• The problem:
Write the listing out again, all of it, word for word.

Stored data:
□ □ □ □

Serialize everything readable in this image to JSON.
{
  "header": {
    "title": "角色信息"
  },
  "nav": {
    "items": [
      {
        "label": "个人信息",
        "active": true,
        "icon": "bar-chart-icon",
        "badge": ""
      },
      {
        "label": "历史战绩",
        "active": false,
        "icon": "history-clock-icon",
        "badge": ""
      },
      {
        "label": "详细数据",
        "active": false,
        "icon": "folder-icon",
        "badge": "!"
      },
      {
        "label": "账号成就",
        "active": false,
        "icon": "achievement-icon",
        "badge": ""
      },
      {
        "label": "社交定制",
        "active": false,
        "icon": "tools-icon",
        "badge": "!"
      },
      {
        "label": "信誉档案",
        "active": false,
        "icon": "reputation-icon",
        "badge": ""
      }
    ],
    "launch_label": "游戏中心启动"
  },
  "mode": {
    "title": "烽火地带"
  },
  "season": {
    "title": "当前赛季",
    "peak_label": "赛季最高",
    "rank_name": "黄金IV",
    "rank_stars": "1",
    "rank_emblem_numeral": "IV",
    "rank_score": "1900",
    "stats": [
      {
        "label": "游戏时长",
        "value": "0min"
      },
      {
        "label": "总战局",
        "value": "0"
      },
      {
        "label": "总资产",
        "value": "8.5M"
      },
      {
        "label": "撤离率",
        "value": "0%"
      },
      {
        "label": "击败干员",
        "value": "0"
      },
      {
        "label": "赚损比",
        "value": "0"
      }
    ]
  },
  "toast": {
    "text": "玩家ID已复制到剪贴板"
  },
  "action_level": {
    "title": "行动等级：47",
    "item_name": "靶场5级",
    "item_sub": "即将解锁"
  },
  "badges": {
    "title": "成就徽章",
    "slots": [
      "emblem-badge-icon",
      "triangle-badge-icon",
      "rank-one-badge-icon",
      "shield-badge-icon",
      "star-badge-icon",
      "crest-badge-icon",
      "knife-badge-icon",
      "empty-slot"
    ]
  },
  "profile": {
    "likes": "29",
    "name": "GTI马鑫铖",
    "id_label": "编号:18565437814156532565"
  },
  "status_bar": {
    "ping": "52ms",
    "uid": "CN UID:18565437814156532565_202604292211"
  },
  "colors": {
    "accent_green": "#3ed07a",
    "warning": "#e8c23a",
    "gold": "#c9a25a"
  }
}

□ □ □ □

• Task answer:
Serialize everything readable in this image to JSON.
{
  "header": {
    "title": "角色信息"
  },
  "nav": {
    "items": [
      {
        "label": "个人信息",
        "active": true,
        "icon": "bar-chart-icon",
        "badge": ""
      },
      {
        "label": "历史战绩",
        "active": false,
        "icon": "history-clock-icon",
        "badge": ""
      },
      {
        "label": "详细数据",
        "active": false,
        "icon": "folder-icon",
        "badge": "!"
      },
      {
        "label": "账号成就",
        "active": false,
        "icon": "achievement-icon",
        "badge": ""
      },
      {
        "label": "社交定制",
        "active": false,
        "icon": "tools-icon",
        "badge": "!"
      },
      {
        "label": "信誉档案",
        "active": false,
        "icon": "reputation-icon",
        "badge": ""
      }
    ],
    "launch_label": "游戏中心启动"
  },
  "mode": {
    "title": "烽火地带"
  },
  "season": {
    "title": "当前赛季",
    "peak_label": "赛季最高",
    "rank_name": "黄金IV",
    "rank_stars": "1",
    "rank_emblem_numeral": "IV",
    "rank_score": "1900",
    "stats": [
      {
        "label": "游戏时长",
        "value": "0min"
      },
      {
        "label": "总战局",
        "value": "0"
      },
      {
        "label": "总资产",
        "value": "8.5M"
      },
      {
        "label": "撤离率",
        "value": "0%"
      },
      {
        "label": "击败干员",
        "value": "0"
      },
      {
        "label": "赚损比",
        "value": "0"
      }
    ]
  },
  "toast": {
    "text": "玩家ID已复制到剪贴板"
  },
  "action_level": {
    "title": "行动等级：47",
    "item_name": "靶场5级",
    "item_sub": "即将解锁"
  },
  "badges": {
    "title": "成就徽章",
    "slots": [
      "emblem-badge-icon",
      "triangle-badge-icon",
      "rank-one-badge-icon",
      "shield-badge-icon",
      "star-badge-icon",
      "crest-badge-icon",
      "knife-badge-icon",
      "empty-slot"
    ]
  },
  "profile": {
    "likes": "29",
    "name": "GTI马鑫铖",
    "id_label": "编号:18565437814156532565"
  },
  "status_bar": {
    "ping": "52ms",
    "uid": "CN UID:18565437814156532565_202604292211"
  },
  "colors": {
    "accent_green": "#3ed07a",
    "warning": "#e8c23a",
    "gold": "#c9a25a"
  }
}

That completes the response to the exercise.